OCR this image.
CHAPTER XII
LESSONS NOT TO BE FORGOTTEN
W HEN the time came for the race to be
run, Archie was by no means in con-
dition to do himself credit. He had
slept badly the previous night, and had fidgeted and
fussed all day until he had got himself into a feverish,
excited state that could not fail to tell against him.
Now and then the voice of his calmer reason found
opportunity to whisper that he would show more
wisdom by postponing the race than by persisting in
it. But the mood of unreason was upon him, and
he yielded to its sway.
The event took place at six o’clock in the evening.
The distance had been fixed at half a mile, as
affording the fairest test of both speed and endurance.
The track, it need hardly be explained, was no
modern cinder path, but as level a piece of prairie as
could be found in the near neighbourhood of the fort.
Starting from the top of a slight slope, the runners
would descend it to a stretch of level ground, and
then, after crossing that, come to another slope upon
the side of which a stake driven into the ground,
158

• WHAT NEEDS TO BE DONE
Give the number of lines in the entries above that include the string "race". No other output is expected.

• TASK RESPONSE
2